Response of Subantarctic microbes to new versus regenerated Fe in a
cold-core eddy
Abstract
In the Subantarctic sector of the Southern Ocean, vertical entrainment
of dissolved iron (DFe) triggers the seasonal productivity cycle.
However, diminishing physical supply of new Fe during the spring to
summer transition rapidly drives epipelagic microbial communities to
rely upon recycled DFe for growth. Hence, subpolar waters evolve
seasonally from a high fe ratio system (i.e., [uptake of new
Fe]/[uptake of new+recycled Fe]) to a low fe ratio system. Here,
we tested how resident microbes within a cyclonic eddy respond to
different Fe/ligand inputs which mimic entrained new DFe (Fe-NEW),
diffusively-supplied regenerated DFe (Fe-REG), and a control with no
addition of DFe (Fe-NO). After 6 days, 3.5 (Fe-NO, Fe-NEW) to 5-fold
(Fe-REG) increases in Chl a were observed despite
~2.5-fold range between treatments of initial DFe.
Marked differences were also evident in the proportion of in vitro DFe
derived from recycling to sustain phytoplankton growth (Fe-REG, 30%
recycled c.f. 70% Fe-NEW, 50% Fe-NO). This trend supports the concept
that DFe/ligands released from subsurface particles are more
bioavailable than new DFe collected at the same depth. This additional
recycling may be mediated by bacteria. Indeed, by day 6 bacterial
production (BP) was comparable between Fe-NO and Fe-NEW
but~2 fold higher in Fe-REG. Interestingly, a
preferential response of phytoplankton (haptophyte-dominated) relative
to bacteria was also found in Fe-REG. In contrast, in Fe-NEW and Fe-NO
the proportion of diatoms increased. Hence, different modes of Fe/ligand
supply modify BP and Fe bioavailability to phytoplankton that may drive
distinctive floristic shifts and biogeochemical signatures.

* Problem to work on *
Decide whether each statement agrees with the abstract on Subantarctic microbes, answering yes or no and quoting the deciding words of the abstract. 1. After 6 days, Chl a rose 5-fold in the Fe-REG treatment. 2. In Fe-NEW, 30% of the in vitro DFe supporting phytoplankton growth came from recycling. 3. The proportion of diatoms increased in Fe-REG. Work from the abstract alone.

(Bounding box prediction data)
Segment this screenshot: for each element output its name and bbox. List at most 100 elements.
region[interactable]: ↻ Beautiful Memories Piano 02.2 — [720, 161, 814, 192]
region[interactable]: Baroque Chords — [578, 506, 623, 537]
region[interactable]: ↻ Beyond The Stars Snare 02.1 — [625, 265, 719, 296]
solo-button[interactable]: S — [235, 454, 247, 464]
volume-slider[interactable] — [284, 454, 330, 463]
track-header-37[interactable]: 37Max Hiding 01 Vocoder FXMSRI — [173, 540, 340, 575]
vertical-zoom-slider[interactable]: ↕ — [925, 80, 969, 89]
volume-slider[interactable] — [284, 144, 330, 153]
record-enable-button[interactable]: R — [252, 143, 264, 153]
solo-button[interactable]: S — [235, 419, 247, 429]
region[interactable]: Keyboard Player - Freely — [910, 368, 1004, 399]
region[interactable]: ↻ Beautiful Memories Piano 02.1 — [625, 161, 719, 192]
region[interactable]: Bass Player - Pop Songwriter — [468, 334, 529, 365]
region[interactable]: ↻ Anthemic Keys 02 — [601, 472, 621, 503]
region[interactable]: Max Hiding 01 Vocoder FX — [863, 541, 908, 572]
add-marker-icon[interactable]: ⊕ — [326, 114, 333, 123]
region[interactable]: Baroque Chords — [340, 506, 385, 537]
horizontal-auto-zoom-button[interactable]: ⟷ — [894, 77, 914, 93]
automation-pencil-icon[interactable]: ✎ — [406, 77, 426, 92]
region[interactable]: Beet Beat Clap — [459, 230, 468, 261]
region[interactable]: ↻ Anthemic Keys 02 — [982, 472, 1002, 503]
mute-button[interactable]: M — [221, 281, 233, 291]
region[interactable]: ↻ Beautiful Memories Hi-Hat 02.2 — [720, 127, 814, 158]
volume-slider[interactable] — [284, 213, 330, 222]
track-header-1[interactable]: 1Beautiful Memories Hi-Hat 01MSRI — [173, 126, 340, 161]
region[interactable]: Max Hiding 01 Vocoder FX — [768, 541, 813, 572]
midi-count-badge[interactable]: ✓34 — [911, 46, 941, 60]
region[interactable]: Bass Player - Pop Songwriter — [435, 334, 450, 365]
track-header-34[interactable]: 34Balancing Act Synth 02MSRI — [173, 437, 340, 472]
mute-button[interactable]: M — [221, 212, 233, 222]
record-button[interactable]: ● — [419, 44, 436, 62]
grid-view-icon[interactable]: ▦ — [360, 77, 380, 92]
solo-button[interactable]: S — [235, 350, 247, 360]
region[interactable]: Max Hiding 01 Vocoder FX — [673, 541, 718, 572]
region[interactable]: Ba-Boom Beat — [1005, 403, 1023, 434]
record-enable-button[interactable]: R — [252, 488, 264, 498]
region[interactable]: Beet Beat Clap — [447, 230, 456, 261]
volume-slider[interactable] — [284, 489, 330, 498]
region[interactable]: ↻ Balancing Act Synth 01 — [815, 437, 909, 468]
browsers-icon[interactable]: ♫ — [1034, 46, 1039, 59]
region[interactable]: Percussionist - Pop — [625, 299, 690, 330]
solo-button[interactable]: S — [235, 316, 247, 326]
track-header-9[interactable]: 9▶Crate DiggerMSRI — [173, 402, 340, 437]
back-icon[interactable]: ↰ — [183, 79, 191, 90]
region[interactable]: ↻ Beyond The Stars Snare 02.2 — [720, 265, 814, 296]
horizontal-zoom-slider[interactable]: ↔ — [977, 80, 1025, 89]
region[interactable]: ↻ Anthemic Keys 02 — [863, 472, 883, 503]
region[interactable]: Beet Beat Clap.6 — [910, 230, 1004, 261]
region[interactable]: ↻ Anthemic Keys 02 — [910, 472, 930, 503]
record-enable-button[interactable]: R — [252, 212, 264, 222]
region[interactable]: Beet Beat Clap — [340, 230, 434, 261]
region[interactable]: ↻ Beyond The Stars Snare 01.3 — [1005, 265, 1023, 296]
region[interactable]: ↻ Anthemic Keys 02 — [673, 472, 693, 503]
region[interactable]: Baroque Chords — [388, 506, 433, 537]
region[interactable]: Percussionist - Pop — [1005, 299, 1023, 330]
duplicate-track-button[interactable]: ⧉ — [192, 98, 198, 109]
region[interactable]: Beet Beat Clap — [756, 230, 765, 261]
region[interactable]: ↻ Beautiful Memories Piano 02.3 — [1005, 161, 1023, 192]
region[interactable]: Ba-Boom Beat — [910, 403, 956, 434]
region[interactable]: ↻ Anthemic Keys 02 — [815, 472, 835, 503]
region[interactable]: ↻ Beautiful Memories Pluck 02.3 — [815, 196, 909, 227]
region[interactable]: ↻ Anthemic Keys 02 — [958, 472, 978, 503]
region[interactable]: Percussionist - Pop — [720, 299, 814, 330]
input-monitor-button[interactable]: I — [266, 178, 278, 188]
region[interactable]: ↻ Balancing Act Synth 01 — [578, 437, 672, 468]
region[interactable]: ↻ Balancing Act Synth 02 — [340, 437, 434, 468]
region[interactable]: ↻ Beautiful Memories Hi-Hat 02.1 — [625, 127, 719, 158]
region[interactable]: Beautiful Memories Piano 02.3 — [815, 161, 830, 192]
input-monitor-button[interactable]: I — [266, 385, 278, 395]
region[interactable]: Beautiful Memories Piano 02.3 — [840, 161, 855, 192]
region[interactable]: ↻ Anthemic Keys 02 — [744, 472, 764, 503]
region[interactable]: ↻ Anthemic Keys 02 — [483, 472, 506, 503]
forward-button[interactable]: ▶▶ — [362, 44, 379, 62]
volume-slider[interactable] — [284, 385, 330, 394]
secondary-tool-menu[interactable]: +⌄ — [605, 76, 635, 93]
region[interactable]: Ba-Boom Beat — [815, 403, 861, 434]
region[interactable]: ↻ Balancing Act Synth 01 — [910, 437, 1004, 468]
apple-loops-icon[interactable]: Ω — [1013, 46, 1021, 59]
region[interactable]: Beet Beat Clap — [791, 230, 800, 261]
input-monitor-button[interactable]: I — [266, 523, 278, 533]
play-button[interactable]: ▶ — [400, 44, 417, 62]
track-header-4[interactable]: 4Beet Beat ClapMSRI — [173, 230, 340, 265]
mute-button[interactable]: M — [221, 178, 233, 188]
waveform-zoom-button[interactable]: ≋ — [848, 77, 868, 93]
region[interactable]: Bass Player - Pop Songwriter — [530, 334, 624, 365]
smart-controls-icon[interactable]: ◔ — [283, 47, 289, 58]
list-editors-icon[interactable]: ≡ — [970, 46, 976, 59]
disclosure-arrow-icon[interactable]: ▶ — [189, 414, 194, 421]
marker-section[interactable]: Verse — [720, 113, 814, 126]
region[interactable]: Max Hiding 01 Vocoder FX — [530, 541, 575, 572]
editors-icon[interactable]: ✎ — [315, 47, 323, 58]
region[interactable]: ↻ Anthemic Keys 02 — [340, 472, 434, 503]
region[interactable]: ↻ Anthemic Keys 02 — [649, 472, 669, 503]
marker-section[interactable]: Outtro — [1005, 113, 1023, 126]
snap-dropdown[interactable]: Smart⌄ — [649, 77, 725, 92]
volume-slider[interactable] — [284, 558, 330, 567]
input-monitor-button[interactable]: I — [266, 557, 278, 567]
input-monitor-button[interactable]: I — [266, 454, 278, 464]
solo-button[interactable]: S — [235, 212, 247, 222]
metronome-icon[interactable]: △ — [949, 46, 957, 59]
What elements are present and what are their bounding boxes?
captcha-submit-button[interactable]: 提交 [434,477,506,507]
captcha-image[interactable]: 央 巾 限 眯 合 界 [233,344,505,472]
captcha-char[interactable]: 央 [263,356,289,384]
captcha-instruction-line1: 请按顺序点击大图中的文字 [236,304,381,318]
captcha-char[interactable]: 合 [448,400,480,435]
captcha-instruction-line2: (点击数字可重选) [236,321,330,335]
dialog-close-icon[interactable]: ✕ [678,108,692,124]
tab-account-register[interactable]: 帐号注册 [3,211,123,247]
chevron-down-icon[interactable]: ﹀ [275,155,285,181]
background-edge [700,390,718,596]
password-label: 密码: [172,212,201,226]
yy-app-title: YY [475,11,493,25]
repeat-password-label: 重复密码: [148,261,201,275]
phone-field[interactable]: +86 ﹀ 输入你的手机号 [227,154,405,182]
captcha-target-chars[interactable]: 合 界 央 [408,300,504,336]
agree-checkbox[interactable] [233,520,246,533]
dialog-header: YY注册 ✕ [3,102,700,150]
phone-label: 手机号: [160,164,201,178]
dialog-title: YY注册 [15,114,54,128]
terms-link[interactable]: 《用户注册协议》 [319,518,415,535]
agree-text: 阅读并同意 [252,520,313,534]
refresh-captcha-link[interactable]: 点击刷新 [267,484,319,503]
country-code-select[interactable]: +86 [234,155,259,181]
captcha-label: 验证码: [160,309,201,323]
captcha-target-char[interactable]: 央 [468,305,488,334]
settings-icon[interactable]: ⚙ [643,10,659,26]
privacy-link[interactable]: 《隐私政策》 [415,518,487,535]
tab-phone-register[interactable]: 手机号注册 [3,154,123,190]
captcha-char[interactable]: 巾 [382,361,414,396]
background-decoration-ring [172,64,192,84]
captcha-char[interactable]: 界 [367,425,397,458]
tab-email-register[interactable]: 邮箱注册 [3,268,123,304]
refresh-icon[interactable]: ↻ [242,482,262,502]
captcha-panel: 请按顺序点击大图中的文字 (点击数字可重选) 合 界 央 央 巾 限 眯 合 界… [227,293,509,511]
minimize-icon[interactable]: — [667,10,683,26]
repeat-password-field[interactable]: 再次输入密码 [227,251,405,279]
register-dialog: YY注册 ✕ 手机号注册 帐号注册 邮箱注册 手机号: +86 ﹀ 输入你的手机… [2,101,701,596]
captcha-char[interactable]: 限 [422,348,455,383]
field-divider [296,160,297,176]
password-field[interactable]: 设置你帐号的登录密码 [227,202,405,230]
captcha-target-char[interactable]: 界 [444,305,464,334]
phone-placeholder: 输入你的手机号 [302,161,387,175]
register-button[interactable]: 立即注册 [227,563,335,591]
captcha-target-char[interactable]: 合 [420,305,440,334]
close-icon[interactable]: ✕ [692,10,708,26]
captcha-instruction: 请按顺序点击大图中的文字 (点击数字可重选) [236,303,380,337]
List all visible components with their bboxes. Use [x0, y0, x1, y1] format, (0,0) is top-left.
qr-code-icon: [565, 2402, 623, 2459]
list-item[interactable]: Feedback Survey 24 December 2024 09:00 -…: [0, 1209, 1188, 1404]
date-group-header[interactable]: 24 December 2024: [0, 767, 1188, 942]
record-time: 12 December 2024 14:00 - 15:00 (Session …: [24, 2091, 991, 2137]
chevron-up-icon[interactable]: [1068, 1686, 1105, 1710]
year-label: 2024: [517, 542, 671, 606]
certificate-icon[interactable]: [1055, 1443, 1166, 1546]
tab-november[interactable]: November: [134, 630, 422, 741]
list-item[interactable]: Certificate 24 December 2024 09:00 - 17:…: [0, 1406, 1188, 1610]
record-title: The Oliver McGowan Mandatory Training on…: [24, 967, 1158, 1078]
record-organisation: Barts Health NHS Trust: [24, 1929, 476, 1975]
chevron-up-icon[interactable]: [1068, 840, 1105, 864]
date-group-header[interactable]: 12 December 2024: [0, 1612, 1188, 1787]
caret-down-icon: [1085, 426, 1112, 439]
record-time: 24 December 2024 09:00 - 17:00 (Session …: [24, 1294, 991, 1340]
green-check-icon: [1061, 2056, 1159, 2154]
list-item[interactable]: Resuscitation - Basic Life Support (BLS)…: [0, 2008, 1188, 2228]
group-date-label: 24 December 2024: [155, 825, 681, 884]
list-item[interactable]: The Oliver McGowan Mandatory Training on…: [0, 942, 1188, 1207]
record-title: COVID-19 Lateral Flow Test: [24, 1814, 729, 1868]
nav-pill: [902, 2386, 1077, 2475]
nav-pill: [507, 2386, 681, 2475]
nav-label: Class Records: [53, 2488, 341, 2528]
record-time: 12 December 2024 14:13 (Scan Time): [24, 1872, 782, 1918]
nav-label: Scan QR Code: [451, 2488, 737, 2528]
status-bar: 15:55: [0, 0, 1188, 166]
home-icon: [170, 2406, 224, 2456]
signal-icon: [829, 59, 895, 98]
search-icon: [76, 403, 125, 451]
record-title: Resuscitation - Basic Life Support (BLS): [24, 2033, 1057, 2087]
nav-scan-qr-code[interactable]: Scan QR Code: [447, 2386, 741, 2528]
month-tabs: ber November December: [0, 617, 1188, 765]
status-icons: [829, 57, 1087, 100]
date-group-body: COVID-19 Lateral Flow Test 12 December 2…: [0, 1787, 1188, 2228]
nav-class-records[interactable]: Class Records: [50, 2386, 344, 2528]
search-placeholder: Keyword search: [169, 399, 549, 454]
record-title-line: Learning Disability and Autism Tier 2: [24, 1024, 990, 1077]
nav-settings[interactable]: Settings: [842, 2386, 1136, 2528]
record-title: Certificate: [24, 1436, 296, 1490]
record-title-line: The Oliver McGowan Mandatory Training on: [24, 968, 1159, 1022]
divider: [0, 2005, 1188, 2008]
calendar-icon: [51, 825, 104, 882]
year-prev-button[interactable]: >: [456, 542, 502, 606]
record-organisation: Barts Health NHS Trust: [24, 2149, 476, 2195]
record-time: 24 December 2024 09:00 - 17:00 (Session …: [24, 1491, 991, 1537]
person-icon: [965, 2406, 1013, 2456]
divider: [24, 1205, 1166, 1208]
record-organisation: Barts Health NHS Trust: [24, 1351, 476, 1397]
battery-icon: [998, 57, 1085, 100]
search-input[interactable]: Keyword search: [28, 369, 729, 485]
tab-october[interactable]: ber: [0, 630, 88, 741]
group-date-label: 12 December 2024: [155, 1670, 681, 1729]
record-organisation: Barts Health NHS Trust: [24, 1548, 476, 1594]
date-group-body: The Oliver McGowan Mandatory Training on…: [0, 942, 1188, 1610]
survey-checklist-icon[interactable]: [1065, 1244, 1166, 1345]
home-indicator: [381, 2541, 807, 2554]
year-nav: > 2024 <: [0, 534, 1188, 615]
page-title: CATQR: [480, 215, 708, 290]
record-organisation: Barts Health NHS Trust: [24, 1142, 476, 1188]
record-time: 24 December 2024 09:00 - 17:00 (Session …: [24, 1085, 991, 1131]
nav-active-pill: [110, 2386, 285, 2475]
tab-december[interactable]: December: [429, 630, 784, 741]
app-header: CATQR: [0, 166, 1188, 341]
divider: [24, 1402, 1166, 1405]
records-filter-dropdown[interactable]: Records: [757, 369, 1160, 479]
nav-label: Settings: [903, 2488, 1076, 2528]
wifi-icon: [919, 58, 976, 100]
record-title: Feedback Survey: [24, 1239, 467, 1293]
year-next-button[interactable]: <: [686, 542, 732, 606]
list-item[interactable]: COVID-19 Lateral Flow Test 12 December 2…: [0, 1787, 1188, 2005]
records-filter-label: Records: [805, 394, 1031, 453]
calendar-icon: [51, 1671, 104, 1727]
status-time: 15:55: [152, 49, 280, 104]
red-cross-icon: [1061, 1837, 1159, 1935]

* Solution for this task *
1. Yes: "After 6 days, 3.5 (Fe-NO, Fe-NEW) to 5-fold (Fe-REG) increases in Chl a were observed"
2. No: "Fe-REG, 30% recycled c.f. 70% Fe-NEW, 50% Fe-NO"
3. No: "In contrast, in Fe-NEW and Fe-NO the proportion of diatoms increased."